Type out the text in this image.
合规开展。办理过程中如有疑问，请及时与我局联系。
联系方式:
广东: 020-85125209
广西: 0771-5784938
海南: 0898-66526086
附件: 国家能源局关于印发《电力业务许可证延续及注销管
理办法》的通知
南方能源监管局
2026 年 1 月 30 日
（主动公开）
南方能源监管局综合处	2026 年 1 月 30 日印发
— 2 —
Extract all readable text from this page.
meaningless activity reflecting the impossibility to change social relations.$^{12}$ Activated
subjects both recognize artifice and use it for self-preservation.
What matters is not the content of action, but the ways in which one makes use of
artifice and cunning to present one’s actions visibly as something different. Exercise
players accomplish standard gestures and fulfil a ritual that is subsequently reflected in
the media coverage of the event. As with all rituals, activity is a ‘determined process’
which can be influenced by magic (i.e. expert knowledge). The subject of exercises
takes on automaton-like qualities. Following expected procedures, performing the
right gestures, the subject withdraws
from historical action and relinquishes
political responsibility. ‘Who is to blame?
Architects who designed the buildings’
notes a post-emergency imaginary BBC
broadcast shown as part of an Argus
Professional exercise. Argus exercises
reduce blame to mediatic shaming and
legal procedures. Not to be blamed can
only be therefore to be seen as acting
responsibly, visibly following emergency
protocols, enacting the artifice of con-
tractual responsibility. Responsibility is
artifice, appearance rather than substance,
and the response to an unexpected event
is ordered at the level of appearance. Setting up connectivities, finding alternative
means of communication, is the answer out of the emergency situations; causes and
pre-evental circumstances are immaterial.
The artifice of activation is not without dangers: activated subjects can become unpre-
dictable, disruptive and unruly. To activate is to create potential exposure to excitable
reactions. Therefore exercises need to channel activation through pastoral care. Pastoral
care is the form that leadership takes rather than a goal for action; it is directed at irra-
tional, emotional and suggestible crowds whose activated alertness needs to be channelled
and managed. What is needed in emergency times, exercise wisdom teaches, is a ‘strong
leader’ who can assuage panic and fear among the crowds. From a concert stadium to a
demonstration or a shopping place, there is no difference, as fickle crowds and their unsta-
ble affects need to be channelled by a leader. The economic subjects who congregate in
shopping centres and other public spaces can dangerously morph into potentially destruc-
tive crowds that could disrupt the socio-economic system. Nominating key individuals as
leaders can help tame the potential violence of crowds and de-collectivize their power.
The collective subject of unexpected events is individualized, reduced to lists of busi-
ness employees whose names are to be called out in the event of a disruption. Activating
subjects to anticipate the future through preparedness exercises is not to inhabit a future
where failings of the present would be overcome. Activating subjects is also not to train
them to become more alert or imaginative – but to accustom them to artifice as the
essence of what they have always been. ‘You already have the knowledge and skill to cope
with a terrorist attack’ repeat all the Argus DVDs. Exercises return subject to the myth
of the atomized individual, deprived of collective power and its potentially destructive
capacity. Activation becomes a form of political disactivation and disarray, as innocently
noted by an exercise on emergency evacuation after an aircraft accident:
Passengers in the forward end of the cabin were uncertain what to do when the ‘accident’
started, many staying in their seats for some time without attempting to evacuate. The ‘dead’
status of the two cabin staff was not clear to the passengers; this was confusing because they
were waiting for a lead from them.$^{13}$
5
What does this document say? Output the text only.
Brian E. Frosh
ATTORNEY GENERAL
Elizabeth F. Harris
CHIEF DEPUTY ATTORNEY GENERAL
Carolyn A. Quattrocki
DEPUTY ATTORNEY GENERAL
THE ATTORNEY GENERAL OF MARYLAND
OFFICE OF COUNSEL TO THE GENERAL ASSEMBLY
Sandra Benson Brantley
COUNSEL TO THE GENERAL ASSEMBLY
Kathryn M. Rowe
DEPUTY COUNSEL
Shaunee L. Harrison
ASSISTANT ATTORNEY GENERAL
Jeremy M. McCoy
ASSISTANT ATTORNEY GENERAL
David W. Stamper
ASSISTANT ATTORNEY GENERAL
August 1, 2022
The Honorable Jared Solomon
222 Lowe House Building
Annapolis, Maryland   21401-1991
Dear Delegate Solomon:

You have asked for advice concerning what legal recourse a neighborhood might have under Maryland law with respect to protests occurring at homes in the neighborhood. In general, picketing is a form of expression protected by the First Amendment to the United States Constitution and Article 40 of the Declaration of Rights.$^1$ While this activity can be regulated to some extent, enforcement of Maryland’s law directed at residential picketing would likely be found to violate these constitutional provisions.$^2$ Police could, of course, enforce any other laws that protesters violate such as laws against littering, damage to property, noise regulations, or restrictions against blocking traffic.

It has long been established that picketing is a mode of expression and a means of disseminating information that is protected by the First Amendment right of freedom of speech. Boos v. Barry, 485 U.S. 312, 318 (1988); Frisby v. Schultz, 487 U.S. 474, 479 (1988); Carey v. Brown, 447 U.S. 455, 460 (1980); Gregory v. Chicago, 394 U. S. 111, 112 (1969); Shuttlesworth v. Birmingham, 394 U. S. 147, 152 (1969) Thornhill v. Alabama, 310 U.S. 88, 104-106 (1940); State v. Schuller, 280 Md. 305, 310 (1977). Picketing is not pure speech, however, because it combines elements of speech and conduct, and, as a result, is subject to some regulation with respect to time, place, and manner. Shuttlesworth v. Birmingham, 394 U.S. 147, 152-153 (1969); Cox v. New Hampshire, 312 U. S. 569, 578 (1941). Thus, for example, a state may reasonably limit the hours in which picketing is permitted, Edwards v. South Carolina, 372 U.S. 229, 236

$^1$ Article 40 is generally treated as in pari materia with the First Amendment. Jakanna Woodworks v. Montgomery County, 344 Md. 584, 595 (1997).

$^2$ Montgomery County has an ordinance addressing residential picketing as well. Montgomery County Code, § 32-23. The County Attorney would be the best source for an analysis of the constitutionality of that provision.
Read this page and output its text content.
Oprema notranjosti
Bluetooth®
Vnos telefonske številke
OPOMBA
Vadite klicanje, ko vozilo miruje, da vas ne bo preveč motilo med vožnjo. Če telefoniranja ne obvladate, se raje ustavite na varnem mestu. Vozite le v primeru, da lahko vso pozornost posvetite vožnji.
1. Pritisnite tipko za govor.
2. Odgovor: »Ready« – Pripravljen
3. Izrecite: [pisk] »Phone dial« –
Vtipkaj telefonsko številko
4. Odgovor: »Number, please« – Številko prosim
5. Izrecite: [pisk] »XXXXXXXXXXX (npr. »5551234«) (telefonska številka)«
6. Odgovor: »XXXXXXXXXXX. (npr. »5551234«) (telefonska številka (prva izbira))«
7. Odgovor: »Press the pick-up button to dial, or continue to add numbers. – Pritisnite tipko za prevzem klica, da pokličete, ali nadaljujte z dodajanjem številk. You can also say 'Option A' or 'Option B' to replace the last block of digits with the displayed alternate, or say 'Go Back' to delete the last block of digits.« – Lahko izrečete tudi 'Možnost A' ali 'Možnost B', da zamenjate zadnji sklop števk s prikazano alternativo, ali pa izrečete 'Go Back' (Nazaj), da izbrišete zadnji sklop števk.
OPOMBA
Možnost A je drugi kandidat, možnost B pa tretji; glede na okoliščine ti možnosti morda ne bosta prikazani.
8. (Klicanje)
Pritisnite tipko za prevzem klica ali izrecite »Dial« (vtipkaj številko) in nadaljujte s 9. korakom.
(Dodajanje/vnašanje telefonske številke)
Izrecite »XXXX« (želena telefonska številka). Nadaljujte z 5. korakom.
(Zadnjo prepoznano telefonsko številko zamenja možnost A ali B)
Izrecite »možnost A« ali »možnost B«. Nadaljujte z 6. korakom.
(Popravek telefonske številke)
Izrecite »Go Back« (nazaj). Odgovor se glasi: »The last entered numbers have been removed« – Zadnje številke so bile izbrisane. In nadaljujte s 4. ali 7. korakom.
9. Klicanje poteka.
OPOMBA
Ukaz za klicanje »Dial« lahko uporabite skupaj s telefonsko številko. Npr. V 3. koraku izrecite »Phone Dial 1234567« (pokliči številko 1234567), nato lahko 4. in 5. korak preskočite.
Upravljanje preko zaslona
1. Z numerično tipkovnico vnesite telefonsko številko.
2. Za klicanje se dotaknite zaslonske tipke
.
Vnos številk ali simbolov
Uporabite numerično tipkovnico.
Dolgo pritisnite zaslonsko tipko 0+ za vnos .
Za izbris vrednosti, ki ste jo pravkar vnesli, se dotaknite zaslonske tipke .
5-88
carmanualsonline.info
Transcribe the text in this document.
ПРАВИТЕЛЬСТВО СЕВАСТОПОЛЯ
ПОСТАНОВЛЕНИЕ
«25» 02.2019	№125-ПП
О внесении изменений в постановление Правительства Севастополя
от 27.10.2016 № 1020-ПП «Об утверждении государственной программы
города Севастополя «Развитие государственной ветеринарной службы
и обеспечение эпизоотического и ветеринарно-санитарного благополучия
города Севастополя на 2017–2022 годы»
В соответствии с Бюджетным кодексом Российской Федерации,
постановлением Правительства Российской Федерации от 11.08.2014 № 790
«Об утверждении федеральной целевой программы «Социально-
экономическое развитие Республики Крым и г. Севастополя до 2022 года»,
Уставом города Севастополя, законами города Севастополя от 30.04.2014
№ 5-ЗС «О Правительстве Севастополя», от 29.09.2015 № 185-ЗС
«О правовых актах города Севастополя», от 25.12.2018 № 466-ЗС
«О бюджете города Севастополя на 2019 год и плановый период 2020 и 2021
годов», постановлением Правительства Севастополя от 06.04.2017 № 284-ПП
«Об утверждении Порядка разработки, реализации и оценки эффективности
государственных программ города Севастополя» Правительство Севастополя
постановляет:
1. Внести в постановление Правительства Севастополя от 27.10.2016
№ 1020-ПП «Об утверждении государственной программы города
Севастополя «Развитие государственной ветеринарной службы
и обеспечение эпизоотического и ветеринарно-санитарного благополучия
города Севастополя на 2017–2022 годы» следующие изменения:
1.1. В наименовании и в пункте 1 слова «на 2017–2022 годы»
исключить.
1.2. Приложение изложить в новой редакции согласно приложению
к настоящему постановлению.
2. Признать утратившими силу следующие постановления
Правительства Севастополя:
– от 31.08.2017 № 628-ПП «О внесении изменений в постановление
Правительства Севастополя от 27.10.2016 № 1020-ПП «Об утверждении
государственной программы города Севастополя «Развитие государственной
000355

-- -- --

[Task to carry out]: Pull out every line above that holds the word "than".

[Solution to the problem]:
artifice, appearance rather than substance,
care is the form that leadership takes rather than a goal for action; it is directed at irra-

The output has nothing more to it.